THE PROBLEM —
Return the whole listing, line for line, without the pictures in it.

EXCERPTED DATA —

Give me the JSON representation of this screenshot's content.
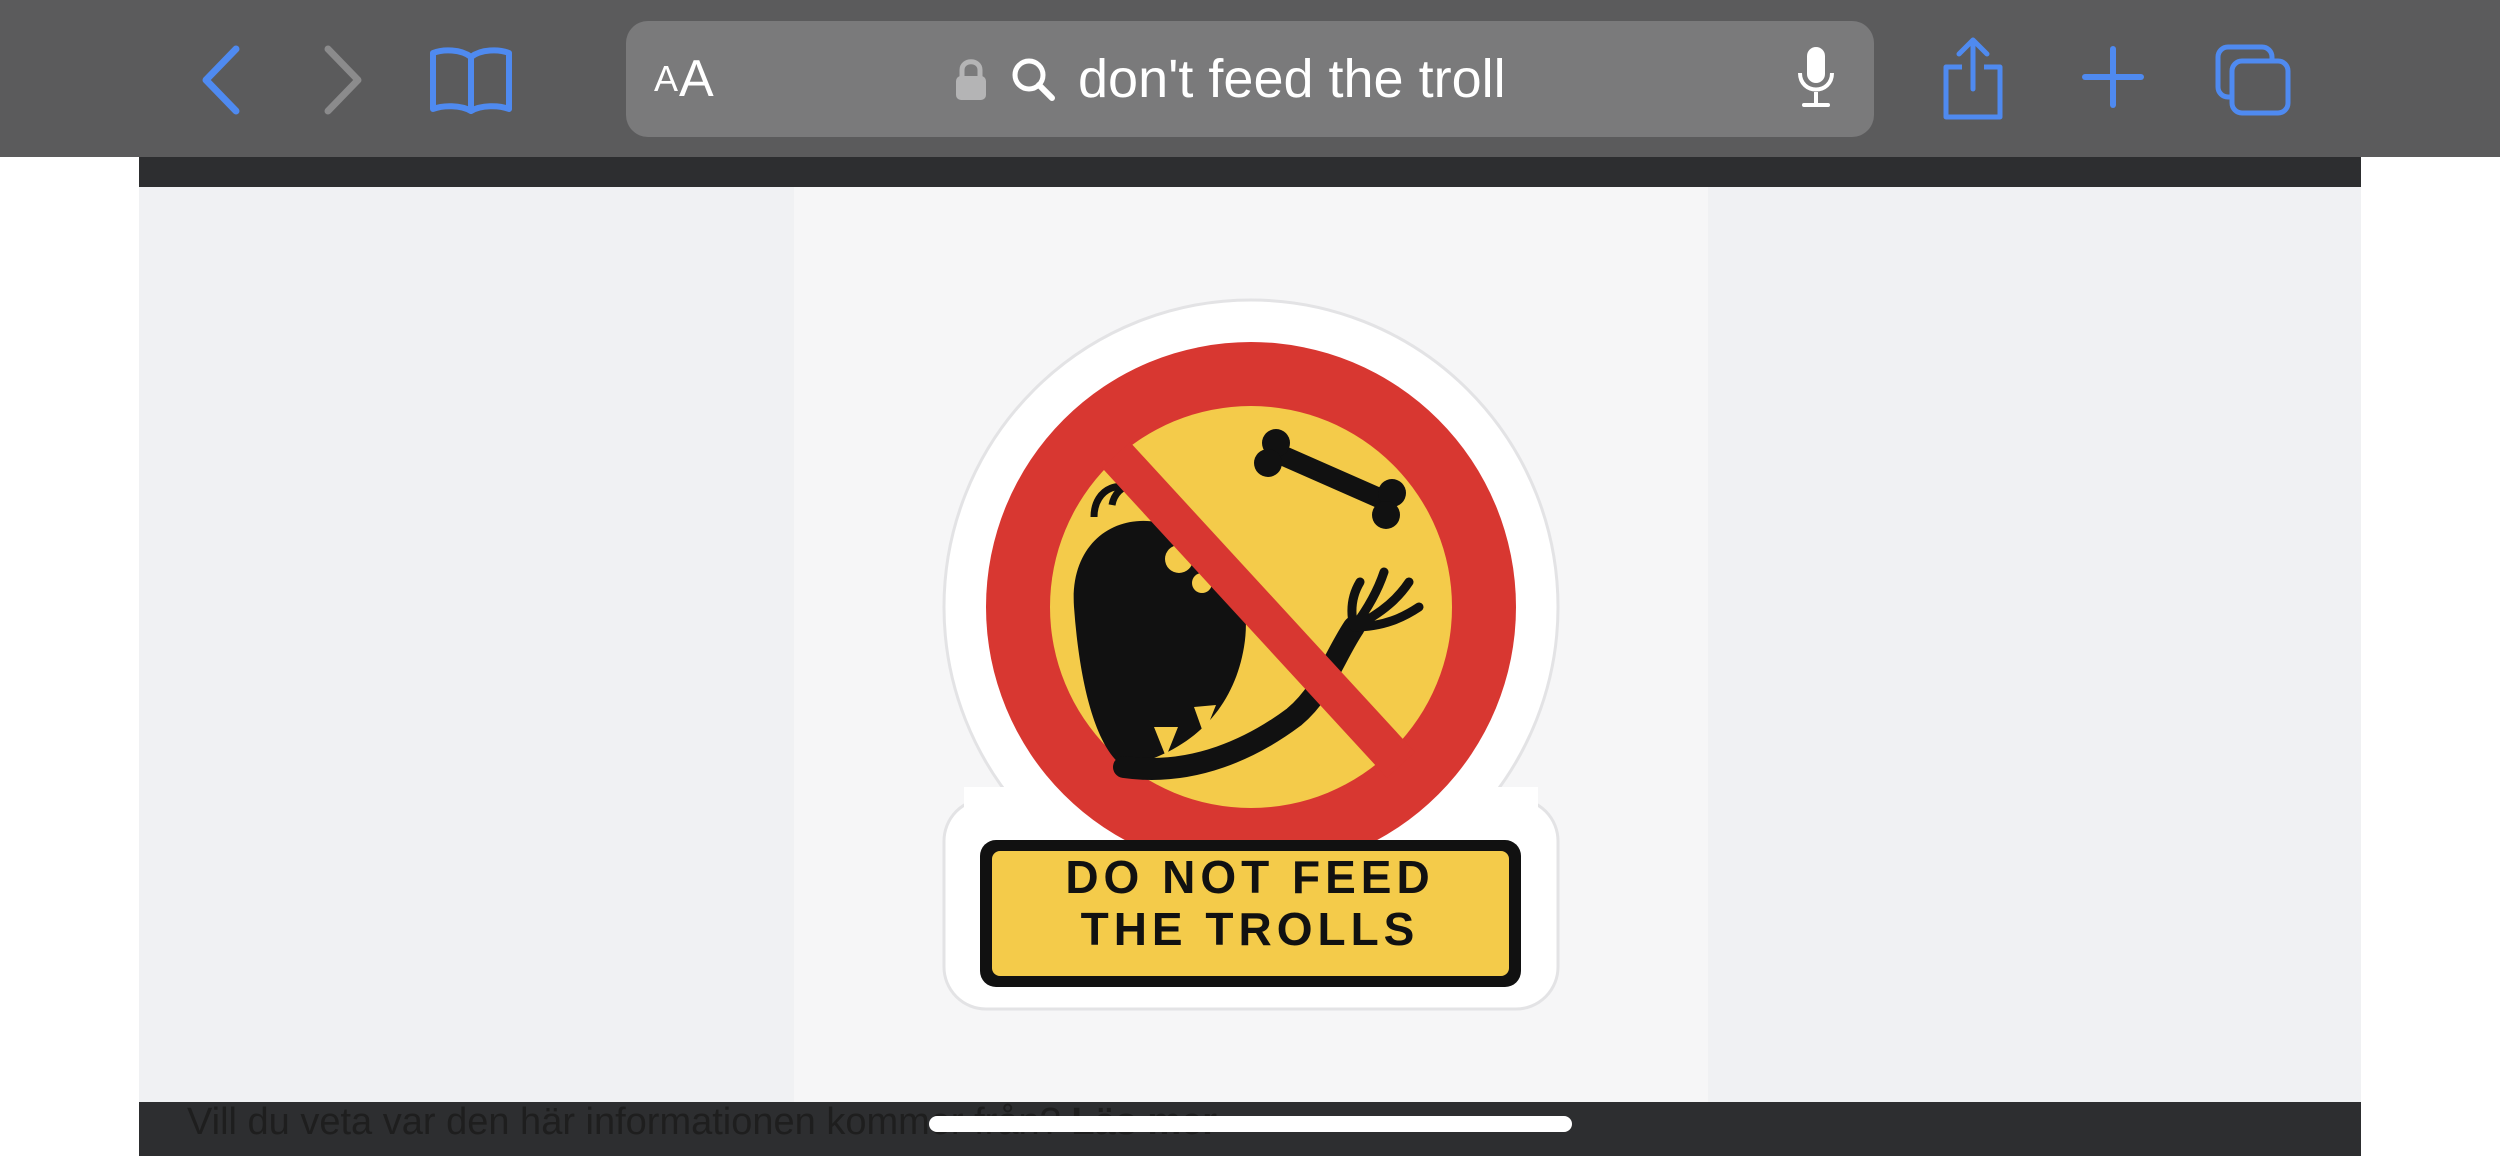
{
  "toolbar": {
    "back_icon": "chevron-left-icon",
    "forward_icon": "chevron-right-icon",
    "bookmarks_icon": "book-icon",
    "reader_label": "AA",
    "reader_label_small": "A",
    "reader_label_large": "A",
    "lock_icon": "lock-icon",
    "search_icon": "magnifier-icon",
    "address_text": "don't feed the troll",
    "mic_icon": "microphone-icon",
    "share_icon": "share-icon",
    "new_tab_icon": "plus-icon",
    "tabs_icon": "tabs-icon",
    "accent_color": "#4f8af0"
  },
  "content": {
    "sign_text_line1": "DO NOT FEED",
    "sign_text_line2": "THE TROLLS",
    "sign_red": "#d83731",
    "sign_yellow": "#f4cb4a",
    "info_text_prefix": "Vill du veta var den här informationen kommer från?",
    "info_link": "Läs mer"
  }
}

ANSWER BELOW —
Give me the JSON representation of this screenshot's content.
{
  "toolbar": {
    "back_icon": "chevron-left-icon",
    "forward_icon": "chevron-right-icon",
    "bookmarks_icon": "book-icon",
    "reader_label": "AA",
    "reader_label_small": "A",
    "reader_label_large": "A",
    "lock_icon": "lock-icon",
    "search_icon": "magnifier-icon",
    "address_text": "don't feed the troll",
    "mic_icon": "microphone-icon",
    "share_icon": "share-icon",
    "new_tab_icon": "plus-icon",
    "tabs_icon": "tabs-icon",
    "accent_color": "#4f8af0"
  },
  "content": {
    "sign_text_line1": "DO NOT FEED",
    "sign_text_line2": "THE TROLLS",
    "sign_red": "#d83731",
    "sign_yellow": "#f4cb4a",
    "info_text_prefix": "Vill du veta var den här informationen kommer från?",
    "info_link": "Läs mer"
  }
}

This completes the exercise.